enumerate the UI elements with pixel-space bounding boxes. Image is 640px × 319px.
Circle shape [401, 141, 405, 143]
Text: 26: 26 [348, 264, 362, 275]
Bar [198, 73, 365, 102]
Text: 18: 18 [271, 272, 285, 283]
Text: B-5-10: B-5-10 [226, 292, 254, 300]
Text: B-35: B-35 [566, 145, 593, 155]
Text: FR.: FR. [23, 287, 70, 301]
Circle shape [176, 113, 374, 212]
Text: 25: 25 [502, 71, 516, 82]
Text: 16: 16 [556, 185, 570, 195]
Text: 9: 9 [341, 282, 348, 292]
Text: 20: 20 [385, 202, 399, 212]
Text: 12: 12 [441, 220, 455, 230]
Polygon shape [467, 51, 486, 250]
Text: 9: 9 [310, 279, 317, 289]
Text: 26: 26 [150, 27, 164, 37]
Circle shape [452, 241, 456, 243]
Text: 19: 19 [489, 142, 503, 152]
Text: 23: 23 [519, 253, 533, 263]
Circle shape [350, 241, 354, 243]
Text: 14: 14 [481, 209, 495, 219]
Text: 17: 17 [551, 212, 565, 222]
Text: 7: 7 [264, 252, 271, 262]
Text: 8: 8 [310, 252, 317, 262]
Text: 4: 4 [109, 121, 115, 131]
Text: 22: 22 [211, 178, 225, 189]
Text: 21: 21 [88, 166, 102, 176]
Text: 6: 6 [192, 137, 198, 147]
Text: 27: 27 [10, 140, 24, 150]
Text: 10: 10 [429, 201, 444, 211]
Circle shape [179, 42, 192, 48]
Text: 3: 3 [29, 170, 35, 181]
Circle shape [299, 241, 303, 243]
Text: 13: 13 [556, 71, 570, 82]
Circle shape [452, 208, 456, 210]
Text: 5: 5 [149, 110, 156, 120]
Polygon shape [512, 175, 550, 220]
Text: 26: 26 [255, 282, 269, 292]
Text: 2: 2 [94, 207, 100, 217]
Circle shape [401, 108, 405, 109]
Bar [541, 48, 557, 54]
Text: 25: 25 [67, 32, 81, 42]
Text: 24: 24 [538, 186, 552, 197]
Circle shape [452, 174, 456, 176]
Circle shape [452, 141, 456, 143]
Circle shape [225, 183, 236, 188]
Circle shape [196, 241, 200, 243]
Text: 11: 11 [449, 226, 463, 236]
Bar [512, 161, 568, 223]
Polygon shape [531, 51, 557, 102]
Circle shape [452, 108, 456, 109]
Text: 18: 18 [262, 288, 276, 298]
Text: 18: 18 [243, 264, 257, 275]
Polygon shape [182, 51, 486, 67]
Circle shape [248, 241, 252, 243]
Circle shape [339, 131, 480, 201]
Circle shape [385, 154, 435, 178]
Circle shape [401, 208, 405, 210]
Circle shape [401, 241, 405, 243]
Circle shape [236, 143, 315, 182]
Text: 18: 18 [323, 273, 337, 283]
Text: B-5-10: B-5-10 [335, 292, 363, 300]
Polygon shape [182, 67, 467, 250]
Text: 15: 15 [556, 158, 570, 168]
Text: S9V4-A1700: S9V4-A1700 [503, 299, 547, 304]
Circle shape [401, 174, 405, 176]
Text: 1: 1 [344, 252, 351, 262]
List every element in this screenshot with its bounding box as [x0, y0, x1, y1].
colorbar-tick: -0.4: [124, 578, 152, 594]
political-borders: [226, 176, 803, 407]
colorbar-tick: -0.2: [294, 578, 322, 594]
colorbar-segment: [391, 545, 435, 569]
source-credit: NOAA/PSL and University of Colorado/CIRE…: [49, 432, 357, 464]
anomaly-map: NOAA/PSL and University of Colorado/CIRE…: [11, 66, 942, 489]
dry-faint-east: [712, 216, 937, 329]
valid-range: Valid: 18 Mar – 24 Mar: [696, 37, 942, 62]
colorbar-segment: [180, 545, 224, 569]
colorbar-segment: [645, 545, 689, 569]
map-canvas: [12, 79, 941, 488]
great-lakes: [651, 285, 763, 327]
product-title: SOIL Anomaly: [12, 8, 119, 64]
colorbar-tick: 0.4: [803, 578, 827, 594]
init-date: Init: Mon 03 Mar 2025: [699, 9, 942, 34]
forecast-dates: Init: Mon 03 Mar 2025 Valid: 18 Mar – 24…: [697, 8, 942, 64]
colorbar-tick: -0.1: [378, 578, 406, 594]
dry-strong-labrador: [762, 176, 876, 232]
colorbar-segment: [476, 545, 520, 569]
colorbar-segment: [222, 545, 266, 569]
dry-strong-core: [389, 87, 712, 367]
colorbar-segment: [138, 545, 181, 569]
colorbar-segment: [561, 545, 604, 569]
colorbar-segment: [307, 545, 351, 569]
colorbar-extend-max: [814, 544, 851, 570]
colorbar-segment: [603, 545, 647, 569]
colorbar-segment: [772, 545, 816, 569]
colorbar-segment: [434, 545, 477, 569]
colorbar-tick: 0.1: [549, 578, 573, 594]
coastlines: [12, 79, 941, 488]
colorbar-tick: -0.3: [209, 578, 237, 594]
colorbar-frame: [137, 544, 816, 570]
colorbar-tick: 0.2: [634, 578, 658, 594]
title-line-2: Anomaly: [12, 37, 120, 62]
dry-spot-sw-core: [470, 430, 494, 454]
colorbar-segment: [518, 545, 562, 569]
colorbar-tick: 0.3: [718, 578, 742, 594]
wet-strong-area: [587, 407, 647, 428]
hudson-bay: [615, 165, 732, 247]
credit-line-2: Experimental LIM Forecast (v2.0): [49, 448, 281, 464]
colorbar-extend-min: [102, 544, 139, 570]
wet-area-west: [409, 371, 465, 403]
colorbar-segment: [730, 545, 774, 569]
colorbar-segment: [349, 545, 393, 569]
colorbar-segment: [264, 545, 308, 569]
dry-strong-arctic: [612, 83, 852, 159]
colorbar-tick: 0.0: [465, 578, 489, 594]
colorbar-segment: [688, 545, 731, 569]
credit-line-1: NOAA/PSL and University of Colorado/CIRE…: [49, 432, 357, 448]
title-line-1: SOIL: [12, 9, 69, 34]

* _TASK BRIEF_
Copy out every one of the rows above exactly as they appear, with no changes.

* _THE RESULT_
enumerate the UI elements with pixel-space bounding boxes. Image is 640px × 319px.
Circle shape [401, 141, 405, 143]
Text: 26: 26 [348, 264, 362, 275]
Bar [198, 73, 365, 102]
Text: 18: 18 [271, 272, 285, 283]
Text: B-5-10: B-5-10 [226, 292, 254, 300]
Text: B-35: B-35 [566, 145, 593, 155]
Text: FR.: FR. [23, 287, 70, 301]
Circle shape [176, 113, 374, 212]
Text: 25: 25 [502, 71, 516, 82]
Text: 16: 16 [556, 185, 570, 195]
Text: 9: 9 [341, 282, 348, 292]
Text: 20: 20 [385, 202, 399, 212]
Text: 12: 12 [441, 220, 455, 230]
Polygon shape [467, 51, 486, 250]
Text: 9: 9 [310, 279, 317, 289]
Text: 26: 26 [150, 27, 164, 37]
Circle shape [452, 241, 456, 243]
Text: 19: 19 [489, 142, 503, 152]
Text: 23: 23 [519, 253, 533, 263]
Circle shape [350, 241, 354, 243]
Text: 14: 14 [481, 209, 495, 219]
Text: 17: 17 [551, 212, 565, 222]
Text: 7: 7 [264, 252, 271, 262]
Text: 8: 8 [310, 252, 317, 262]
Text: 4: 4 [109, 121, 115, 131]
Text: 22: 22 [211, 178, 225, 189]
Text: 21: 21 [88, 166, 102, 176]
Text: 6: 6 [192, 137, 198, 147]
Text: 27: 27 [10, 140, 24, 150]
Text: 10: 10 [429, 201, 444, 211]
Circle shape [179, 42, 192, 48]
Text: 3: 3 [29, 170, 35, 181]
Circle shape [299, 241, 303, 243]
Text: 13: 13 [556, 71, 570, 82]
Circle shape [452, 208, 456, 210]
Text: 5: 5 [149, 110, 156, 120]
Polygon shape [512, 175, 550, 220]
Text: 26: 26 [255, 282, 269, 292]
Text: 2: 2 [94, 207, 100, 217]
Circle shape [401, 108, 405, 109]
Bar [541, 48, 557, 54]
Text: 25: 25 [67, 32, 81, 42]
Text: 24: 24 [538, 186, 552, 197]
Circle shape [452, 174, 456, 176]
Circle shape [452, 141, 456, 143]
Circle shape [225, 183, 236, 188]
Circle shape [196, 241, 200, 243]
Text: 11: 11 [449, 226, 463, 236]
Bar [512, 161, 568, 223]
Polygon shape [531, 51, 557, 102]
Circle shape [452, 108, 456, 109]
Text: 18: 18 [262, 288, 276, 298]
Text: 18: 18 [243, 264, 257, 275]
Polygon shape [182, 51, 486, 67]
Circle shape [248, 241, 252, 243]
Circle shape [339, 131, 480, 201]
Circle shape [385, 154, 435, 178]
Circle shape [401, 208, 405, 210]
Circle shape [401, 241, 405, 243]
Circle shape [236, 143, 315, 182]
Text: 18: 18 [323, 273, 337, 283]
Text: B-5-10: B-5-10 [335, 292, 363, 300]
Polygon shape [182, 67, 467, 250]
Text: 15: 15 [556, 158, 570, 168]
Text: S9V4-A1700: S9V4-A1700 [503, 299, 547, 304]
Circle shape [401, 174, 405, 176]
Text: 1: 1 [344, 252, 351, 262]
List every element in this screenshot with its bounding box as [x0, y0, x1, y1].
colorbar-tick: -0.4: [124, 578, 152, 594]
political-borders: [226, 176, 803, 407]
colorbar-tick: -0.2: [294, 578, 322, 594]
colorbar-segment: [391, 545, 435, 569]
source-credit: NOAA/PSL and University of Colorado/CIRE…: [49, 432, 357, 464]
anomaly-map: NOAA/PSL and University of Colorado/CIRE…: [11, 66, 942, 489]
dry-faint-east: [712, 216, 937, 329]
valid-range: Valid: 18 Mar – 24 Mar: [696, 37, 942, 62]
colorbar-segment: [180, 545, 224, 569]
colorbar-segment: [645, 545, 689, 569]
map-canvas: [12, 79, 941, 488]
great-lakes: [651, 285, 763, 327]
product-title: SOIL Anomaly: [12, 8, 119, 64]
colorbar-tick: 0.4: [803, 578, 827, 594]
init-date: Init: Mon 03 Mar 2025: [699, 9, 942, 34]
forecast-dates: Init: Mon 03 Mar 2025 Valid: 18 Mar – 24…: [697, 8, 942, 64]
colorbar-tick: -0.1: [378, 578, 406, 594]
dry-strong-labrador: [762, 176, 876, 232]
colorbar-segment: [476, 545, 520, 569]
colorbar-segment: [222, 545, 266, 569]
dry-strong-core: [389, 87, 712, 367]
colorbar-segment: [138, 545, 181, 569]
colorbar-segment: [561, 545, 604, 569]
colorbar-segment: [307, 545, 351, 569]
colorbar-extend-max: [814, 544, 851, 570]
colorbar-segment: [603, 545, 647, 569]
colorbar-segment: [772, 545, 816, 569]
colorbar-segment: [434, 545, 477, 569]
colorbar-tick: 0.1: [549, 578, 573, 594]
coastlines: [12, 79, 941, 488]
colorbar-tick: -0.3: [209, 578, 237, 594]
colorbar-frame: [137, 544, 816, 570]
colorbar-tick: 0.2: [634, 578, 658, 594]
title-line-2: Anomaly: [12, 37, 120, 62]
dry-spot-sw-core: [470, 430, 494, 454]
colorbar-segment: [518, 545, 562, 569]
colorbar-tick: 0.3: [718, 578, 742, 594]
wet-strong-area: [587, 407, 647, 428]
hudson-bay: [615, 165, 732, 247]
credit-line-2: Experimental LIM Forecast (v2.0): [49, 448, 281, 464]
colorbar-extend-min: [102, 544, 139, 570]
wet-area-west: [409, 371, 465, 403]
colorbar-segment: [730, 545, 774, 569]
colorbar-segment: [349, 545, 393, 569]
colorbar-segment: [264, 545, 308, 569]
dry-strong-arctic: [612, 83, 852, 159]
colorbar-tick: 0.0: [465, 578, 489, 594]
colorbar-segment: [688, 545, 731, 569]
credit-line-1: NOAA/PSL and University of Colorado/CIRE…: [49, 432, 357, 448]
title-line-1: SOIL: [12, 9, 69, 34]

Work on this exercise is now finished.